> Records excerpted from a collection
* * *

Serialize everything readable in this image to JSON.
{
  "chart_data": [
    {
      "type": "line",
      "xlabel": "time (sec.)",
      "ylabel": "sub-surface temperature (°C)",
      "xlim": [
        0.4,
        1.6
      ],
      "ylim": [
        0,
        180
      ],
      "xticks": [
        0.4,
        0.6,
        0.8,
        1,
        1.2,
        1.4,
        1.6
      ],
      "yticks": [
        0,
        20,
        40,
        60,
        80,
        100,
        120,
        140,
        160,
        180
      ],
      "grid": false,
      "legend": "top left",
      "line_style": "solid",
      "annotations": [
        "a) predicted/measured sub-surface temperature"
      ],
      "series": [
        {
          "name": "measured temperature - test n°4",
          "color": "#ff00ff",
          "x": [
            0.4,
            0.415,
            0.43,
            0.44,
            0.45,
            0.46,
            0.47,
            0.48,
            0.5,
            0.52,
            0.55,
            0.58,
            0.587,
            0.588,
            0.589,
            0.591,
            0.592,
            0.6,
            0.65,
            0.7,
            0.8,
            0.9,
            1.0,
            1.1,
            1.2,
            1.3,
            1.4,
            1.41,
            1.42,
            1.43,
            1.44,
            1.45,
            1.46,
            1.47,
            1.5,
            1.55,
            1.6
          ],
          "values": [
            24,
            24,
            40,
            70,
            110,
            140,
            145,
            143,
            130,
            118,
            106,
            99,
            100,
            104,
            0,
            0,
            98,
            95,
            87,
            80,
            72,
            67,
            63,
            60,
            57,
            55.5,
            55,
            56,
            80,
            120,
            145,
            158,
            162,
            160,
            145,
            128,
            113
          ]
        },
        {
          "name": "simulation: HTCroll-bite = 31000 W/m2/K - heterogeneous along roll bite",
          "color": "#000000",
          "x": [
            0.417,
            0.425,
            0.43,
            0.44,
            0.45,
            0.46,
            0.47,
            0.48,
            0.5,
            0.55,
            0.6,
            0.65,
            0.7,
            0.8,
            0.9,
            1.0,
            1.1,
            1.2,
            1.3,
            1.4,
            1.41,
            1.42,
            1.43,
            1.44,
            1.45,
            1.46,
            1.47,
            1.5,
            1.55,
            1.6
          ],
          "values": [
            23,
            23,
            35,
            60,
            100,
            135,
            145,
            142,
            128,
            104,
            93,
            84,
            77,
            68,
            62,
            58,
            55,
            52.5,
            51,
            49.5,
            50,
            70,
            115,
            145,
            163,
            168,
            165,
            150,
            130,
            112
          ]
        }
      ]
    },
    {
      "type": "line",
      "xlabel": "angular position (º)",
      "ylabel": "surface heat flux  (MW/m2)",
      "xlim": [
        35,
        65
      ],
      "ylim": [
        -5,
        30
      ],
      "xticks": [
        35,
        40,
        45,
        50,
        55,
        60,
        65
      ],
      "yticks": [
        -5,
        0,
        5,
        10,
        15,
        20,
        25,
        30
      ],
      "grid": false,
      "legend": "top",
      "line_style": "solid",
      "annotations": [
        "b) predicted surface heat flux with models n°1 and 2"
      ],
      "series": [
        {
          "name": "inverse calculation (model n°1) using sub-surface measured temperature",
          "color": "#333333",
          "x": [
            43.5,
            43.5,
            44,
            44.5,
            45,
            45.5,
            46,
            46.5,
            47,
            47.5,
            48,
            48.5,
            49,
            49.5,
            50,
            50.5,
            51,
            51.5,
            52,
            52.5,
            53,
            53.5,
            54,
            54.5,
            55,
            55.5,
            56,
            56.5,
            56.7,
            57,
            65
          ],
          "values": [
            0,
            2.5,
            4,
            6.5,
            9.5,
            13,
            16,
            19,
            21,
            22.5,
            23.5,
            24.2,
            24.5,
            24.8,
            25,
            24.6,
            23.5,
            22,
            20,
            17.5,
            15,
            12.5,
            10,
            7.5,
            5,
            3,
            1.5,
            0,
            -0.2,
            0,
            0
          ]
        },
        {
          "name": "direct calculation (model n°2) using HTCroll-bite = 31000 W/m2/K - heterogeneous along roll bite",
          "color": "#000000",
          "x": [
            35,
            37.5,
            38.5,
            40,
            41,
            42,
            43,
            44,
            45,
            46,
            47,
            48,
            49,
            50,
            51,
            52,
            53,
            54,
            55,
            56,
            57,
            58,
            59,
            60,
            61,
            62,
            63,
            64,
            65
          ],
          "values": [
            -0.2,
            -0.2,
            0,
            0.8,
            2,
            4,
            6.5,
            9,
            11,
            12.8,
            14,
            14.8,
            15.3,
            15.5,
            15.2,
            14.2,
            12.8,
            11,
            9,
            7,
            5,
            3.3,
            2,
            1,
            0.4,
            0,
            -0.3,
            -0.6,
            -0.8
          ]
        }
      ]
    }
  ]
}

* * *

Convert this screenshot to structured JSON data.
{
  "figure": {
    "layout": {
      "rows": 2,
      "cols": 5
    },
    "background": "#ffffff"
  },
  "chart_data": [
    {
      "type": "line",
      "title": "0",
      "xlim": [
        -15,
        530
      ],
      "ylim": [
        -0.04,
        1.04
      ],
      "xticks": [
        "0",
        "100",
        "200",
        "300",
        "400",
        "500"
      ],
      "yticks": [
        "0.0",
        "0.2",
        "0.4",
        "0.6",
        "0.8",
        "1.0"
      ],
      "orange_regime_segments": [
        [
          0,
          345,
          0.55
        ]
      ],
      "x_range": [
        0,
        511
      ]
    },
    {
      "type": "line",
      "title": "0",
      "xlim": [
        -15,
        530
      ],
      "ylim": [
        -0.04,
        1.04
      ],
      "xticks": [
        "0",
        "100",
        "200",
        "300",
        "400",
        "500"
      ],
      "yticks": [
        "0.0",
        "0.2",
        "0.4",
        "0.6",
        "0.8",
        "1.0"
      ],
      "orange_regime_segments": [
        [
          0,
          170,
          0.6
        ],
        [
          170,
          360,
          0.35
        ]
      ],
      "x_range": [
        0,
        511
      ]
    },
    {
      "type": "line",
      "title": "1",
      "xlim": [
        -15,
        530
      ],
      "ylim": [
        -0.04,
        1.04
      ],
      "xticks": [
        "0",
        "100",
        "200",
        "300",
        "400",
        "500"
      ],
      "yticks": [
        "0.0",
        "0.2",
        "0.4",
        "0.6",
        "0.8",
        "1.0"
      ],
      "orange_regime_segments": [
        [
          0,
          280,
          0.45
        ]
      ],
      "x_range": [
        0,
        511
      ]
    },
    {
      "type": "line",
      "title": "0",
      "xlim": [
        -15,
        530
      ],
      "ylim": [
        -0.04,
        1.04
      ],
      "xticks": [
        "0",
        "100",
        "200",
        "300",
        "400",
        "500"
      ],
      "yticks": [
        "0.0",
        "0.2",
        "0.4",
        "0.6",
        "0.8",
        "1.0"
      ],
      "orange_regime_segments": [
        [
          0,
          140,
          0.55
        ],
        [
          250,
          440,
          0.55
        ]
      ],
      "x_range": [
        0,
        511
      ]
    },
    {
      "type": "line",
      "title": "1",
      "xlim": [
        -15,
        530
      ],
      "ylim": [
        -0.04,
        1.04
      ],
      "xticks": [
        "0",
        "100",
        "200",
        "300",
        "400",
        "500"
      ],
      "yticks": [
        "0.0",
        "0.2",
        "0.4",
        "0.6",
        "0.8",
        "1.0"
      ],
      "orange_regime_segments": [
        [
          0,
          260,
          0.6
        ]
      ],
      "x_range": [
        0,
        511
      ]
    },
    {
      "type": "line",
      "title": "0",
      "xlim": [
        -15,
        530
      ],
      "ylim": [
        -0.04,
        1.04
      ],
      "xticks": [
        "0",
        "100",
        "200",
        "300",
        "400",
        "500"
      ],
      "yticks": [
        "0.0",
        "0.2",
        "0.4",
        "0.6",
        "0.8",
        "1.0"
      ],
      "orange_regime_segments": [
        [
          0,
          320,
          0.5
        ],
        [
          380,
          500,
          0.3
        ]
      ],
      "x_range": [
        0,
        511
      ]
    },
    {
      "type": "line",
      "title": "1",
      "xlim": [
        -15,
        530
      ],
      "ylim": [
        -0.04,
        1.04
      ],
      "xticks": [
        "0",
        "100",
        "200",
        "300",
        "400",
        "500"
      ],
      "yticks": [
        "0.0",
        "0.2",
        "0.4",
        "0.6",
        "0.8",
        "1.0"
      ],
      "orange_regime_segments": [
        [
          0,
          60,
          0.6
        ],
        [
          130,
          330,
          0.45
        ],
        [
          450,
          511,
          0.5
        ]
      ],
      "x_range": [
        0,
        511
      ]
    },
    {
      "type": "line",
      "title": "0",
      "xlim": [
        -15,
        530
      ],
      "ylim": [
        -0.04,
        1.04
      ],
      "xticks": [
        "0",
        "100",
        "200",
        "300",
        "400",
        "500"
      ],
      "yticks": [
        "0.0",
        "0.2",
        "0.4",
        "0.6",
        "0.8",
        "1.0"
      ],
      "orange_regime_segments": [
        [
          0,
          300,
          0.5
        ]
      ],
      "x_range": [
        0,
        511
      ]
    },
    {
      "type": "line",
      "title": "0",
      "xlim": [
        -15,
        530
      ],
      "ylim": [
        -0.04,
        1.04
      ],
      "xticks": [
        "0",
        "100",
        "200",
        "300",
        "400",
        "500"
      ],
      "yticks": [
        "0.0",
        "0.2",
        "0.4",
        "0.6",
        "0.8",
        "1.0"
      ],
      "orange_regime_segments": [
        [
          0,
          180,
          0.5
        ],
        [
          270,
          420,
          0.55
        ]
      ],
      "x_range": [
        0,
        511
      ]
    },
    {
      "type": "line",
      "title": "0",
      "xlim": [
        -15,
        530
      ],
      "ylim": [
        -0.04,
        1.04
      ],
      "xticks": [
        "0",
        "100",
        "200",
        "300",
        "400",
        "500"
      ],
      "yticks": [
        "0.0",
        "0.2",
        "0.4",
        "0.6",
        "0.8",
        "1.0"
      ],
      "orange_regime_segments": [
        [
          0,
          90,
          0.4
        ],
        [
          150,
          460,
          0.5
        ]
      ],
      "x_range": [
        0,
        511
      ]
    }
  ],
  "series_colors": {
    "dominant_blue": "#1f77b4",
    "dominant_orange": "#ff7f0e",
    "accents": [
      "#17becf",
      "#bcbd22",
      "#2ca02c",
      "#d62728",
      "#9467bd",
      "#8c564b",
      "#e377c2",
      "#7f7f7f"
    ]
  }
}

* * *

> Required task
Lines holding the word "roll" should be counted across the entries; state only how many there are.

> Exercise output
2